THINGS TO DO |
1. Answer these questions from the opinion piece about Andy Burnham and the North:
(a) In which city did the writer grow up?
(b) According to the piece, how long does the train from London to Brighton take, and over what distance?
(c) Which film does the writer mention in connection with that home city?
2. Reproduce the part of the opinion piece about Andy Burnham and the North starting with "The biggest problem" and going on through "or financial heavyweight.".

SELECTED PASSAGE |

· · · ·

I live in the North – Andy Burnham needs to fix these problems before making promises . hyn

BRITAIN-POLITICS-VOTE

Andy Burnham is making promises to the North – we’ve heard it all before says Alex Evans (Image: Getty)

It’s the same thing every time we get a new Prime Minister – promises, promises. But we in the North have heard it all before – and we’ve never seen real change.

Now the UK faces its record seventh PM in 10 years when the latest Labour MP Andy Burnham inevitably takes office, as is looking increasingly likely. This time, we’re all being promised a radical shake-up of the country’s balance of power.

For too long London has dominated England’s direction, the former Mayor of Manchester has said, and is determined to move – if not the entire seat of power, then certainly a little footstool – up to the north of England.

As a northerner, I don’t hate that there’s someone who wants to put more focus up here, the cold overlooked North. I grew up in Sheffield, which as anyone who’s seen The Full Monty can tell you, is pretty much the poster child for crumbling, former powerhouse cities left to rot.

The biggest problem with making promises to the North – as Andy should well know – is that the North desperately needs to be fixed before it can become any kind of geopolitical or financial heavyweight.

In fact, there are at least three key problems with the north of England that need to be addressed before the new PM will be able to affect any real, tangible, meaningful change. And, yes, it includes immigration, jobs and real investment.

Sheffield City Centre Skyline with Sheaf Square Fountain and Sheffield Hallam University

My home city of Sheffield, pretty much the poster child for Northern underinvestment (Image: Getty)

First and least controversially: transport. It’s quicker to get a train from London to Brighton this Saturday (81 miles, 58 minutes) than it is to get from Leeds to Manchester (36 miles, 1 hour 2 minutes).

· · · ·

Recognizing document structure: data:
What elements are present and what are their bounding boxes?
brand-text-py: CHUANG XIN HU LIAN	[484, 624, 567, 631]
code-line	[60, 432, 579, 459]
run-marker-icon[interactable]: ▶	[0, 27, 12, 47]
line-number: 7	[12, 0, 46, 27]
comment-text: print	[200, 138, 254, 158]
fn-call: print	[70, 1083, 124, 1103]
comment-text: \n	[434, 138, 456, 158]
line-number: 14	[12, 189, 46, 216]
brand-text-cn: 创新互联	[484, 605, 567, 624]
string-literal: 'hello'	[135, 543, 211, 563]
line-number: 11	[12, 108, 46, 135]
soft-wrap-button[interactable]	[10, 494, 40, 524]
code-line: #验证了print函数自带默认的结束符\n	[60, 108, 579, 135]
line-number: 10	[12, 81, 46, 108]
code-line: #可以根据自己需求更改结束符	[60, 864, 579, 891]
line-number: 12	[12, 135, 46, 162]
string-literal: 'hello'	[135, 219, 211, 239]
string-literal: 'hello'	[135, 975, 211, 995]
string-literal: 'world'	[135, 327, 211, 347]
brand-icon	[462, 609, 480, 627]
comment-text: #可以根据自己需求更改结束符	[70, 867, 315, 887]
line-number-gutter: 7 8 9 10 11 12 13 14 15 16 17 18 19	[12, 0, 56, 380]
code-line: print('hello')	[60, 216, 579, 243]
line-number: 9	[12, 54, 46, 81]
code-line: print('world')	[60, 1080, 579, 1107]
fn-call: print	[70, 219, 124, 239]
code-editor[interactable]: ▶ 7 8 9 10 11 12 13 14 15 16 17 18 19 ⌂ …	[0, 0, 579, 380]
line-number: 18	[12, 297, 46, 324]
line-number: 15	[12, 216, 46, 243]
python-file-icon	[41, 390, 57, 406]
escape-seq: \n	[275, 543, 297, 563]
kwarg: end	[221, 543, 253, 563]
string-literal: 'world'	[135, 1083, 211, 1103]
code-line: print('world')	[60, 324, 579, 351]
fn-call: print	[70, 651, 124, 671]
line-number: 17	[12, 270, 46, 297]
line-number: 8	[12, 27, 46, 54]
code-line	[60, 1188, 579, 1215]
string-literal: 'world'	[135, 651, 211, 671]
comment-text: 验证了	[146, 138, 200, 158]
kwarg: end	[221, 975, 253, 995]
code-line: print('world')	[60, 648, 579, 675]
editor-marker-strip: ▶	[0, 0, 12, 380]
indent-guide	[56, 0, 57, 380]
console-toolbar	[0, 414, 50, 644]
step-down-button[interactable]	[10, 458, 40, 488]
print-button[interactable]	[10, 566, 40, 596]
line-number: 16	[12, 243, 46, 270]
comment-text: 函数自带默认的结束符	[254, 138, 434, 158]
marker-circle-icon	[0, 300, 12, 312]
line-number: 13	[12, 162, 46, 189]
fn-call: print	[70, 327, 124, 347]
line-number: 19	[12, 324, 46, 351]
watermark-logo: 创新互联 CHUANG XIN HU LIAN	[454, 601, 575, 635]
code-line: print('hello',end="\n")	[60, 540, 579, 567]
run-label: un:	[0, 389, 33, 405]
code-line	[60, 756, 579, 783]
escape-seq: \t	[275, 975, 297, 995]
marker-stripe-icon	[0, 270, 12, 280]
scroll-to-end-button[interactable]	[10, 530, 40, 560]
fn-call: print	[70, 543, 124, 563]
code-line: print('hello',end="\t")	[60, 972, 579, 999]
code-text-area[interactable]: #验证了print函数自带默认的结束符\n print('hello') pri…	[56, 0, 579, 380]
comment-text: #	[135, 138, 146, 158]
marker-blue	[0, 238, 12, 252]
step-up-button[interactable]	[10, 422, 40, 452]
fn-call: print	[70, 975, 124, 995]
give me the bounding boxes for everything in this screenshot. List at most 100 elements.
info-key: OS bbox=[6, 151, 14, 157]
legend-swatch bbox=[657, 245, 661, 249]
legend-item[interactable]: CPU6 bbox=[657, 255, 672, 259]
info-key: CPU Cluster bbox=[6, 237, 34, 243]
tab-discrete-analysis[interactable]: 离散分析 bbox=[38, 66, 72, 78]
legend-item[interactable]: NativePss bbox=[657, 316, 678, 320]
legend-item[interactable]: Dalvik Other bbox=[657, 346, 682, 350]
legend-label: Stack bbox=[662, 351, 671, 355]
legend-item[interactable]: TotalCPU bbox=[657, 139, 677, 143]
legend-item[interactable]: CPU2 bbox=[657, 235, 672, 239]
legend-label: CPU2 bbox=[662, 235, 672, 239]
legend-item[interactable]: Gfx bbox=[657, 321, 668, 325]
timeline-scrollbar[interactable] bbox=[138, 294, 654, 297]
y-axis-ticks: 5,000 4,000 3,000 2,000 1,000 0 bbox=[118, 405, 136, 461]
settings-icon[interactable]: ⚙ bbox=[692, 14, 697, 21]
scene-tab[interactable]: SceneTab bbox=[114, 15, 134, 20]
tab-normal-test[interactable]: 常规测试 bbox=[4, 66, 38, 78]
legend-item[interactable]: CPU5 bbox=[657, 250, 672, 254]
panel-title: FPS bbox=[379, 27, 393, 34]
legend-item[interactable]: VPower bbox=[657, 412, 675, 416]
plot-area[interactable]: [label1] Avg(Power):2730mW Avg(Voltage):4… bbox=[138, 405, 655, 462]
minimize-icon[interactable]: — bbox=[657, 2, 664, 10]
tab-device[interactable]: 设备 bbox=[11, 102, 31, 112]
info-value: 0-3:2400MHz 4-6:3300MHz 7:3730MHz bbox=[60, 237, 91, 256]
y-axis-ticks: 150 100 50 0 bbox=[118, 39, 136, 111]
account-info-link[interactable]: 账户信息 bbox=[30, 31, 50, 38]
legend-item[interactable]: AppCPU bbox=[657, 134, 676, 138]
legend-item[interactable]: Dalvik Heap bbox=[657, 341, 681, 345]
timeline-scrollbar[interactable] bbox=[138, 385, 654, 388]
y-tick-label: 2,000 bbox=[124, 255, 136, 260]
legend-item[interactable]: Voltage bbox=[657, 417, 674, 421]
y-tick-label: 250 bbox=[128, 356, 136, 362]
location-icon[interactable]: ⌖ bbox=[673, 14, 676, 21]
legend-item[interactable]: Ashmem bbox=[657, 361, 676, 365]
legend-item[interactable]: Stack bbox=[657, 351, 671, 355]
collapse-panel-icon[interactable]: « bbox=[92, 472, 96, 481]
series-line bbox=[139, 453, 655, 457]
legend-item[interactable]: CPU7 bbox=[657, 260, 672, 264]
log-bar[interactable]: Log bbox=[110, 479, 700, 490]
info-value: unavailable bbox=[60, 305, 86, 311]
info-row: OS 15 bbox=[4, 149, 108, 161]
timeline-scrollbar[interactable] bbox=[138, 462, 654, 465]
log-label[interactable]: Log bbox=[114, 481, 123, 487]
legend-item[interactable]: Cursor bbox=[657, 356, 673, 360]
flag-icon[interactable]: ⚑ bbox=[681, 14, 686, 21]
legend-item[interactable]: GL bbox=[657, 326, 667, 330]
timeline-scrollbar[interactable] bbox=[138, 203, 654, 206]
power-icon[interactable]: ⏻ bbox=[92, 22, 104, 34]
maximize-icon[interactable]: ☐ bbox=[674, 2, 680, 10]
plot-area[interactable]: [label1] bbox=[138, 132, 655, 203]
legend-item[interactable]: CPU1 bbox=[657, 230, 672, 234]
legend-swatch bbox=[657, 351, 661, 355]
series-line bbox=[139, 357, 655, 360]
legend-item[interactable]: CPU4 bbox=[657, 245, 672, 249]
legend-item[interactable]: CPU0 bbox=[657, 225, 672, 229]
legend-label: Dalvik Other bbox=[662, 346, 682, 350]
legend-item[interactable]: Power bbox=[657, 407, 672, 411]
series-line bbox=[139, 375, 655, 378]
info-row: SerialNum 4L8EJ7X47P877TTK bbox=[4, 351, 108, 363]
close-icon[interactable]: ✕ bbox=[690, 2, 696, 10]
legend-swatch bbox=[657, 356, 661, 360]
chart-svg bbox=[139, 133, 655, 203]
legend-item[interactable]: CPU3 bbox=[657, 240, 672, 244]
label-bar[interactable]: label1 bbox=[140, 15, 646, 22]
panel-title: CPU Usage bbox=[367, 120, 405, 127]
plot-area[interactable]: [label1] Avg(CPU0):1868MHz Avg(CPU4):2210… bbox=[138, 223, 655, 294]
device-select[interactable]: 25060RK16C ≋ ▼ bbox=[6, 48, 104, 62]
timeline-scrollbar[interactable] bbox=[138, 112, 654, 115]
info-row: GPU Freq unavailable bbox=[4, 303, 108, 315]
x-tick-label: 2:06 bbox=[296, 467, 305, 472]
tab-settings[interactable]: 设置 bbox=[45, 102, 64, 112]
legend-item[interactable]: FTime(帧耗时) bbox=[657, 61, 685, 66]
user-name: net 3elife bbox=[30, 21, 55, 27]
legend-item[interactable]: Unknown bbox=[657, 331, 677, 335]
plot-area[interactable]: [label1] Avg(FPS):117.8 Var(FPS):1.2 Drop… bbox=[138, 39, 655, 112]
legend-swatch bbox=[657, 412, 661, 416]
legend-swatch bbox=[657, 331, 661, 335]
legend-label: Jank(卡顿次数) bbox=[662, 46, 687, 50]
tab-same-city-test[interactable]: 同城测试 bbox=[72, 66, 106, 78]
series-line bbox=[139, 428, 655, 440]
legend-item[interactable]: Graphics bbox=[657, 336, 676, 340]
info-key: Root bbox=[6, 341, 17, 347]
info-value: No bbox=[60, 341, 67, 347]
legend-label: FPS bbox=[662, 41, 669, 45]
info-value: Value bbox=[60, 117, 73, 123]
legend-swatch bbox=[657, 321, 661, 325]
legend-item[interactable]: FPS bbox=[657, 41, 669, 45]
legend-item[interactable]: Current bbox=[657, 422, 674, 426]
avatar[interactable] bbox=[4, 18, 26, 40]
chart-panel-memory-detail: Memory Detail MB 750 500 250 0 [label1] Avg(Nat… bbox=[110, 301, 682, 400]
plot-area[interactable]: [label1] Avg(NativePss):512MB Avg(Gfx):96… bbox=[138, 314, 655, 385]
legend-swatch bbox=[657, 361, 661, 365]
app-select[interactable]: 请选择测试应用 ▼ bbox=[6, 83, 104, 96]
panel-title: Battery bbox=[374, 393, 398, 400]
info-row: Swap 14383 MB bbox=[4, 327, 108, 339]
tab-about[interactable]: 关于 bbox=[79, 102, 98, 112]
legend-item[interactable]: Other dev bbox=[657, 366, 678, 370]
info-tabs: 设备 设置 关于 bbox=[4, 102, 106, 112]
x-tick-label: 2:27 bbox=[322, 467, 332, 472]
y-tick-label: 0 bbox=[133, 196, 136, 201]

· · · ·

EXPECTED RESULTS |
1.
(a) Sheffield
(b) 58 minutes, over 81 miles
(c) The Full Monty

2.
The biggest problem with making promises to the North – as Andy should well know – is that the North desperately needs to be fixed before it can become any kind of geopolitical or financial heavyweight.